> **Exercise**
Please print the full listing exactly.

> **Record extracts**
-=-=-
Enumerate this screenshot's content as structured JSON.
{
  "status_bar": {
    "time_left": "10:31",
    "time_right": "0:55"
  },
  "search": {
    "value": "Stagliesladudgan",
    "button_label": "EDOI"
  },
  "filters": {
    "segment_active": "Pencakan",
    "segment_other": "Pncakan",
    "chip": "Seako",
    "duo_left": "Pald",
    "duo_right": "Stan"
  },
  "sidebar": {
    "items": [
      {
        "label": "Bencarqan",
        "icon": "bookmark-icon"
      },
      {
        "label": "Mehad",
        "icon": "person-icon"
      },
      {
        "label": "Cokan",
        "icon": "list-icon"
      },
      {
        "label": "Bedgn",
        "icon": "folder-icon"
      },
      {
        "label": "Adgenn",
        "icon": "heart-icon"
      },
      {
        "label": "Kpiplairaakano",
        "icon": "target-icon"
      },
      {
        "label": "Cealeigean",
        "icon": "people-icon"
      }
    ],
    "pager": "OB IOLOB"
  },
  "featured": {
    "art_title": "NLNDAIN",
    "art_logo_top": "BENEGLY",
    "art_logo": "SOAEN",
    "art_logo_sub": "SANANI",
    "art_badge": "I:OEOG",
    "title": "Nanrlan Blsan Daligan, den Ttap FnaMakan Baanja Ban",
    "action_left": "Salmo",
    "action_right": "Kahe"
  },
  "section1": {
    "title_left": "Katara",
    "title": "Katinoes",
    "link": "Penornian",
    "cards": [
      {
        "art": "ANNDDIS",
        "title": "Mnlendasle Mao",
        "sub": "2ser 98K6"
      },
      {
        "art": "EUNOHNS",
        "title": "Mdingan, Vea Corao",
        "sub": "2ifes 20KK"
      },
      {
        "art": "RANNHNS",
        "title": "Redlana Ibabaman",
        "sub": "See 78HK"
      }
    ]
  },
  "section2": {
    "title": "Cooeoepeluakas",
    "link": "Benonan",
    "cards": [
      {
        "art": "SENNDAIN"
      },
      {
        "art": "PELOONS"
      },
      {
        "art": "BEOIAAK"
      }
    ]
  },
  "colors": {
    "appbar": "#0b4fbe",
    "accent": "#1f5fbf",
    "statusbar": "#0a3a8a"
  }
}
-=-=-
> **Full solution**
Enumerate this screenshot's content as structured JSON.
{
  "status_bar": {
    "time_left": "10:31",
    "time_right": "0:55"
  },
  "search": {
    "value": "Stagliesladudgan",
    "button_label": "EDOI"
  },
  "filters": {
    "segment_active": "Pencakan",
    "segment_other": "Pncakan",
    "chip": "Seako",
    "duo_left": "Pald",
    "duo_right": "Stan"
  },
  "sidebar": {
    "items": [
      {
        "label": "Bencarqan",
        "icon": "bookmark-icon"
      },
      {
        "label": "Mehad",
        "icon": "person-icon"
      },
      {
        "label": "Cokan",
        "icon": "list-icon"
      },
      {
        "label": "Bedgn",
        "icon": "folder-icon"
      },
      {
        "label": "Adgenn",
        "icon": "heart-icon"
      },
      {
        "label": "Kpiplairaakano",
        "icon": "target-icon"
      },
      {
        "label": "Cealeigean",
        "icon": "people-icon"
      }
    ],
    "pager": "OB IOLOB"
  },
  "featured": {
    "art_title": "NLNDAIN",
    "art_logo_top": "BENEGLY",
    "art_logo": "SOAEN",
    "art_logo_sub": "SANANI",
    "art_badge": "I:OEOG",
    "title": "Nanrlan Blsan Daligan, den Ttap FnaMakan Baanja Ban",
    "action_left": "Salmo",
    "action_right": "Kahe"
  },
  "section1": {
    "title_left": "Katara",
    "title": "Katinoes",
    "link": "Penornian",
    "cards": [
      {
        "art": "ANNDDIS",
        "title": "Mnlendasle Mao",
        "sub": "2ser 98K6"
      },
      {
        "art": "EUNOHNS",
        "title": "Mdingan, Vea Corao",
        "sub": "2ifes 20KK"
      },
      {
        "art": "RANNHNS",
        "title": "Redlana Ibabaman",
        "sub": "See 78HK"
      }
    ]
  },
  "section2": {
    "title": "Cooeoepeluakas",
    "link": "Benonan",
    "cards": [
      {
        "art": "SENNDAIN"
      },
      {
        "art": "PELOONS"
      },
      {
        "art": "BEOIAAK"
      }
    ]
  },
  "colors": {
    "appbar": "#0b4fbe",
    "accent": "#1f5fbf",
    "statusbar": "#0a3a8a"
  }
}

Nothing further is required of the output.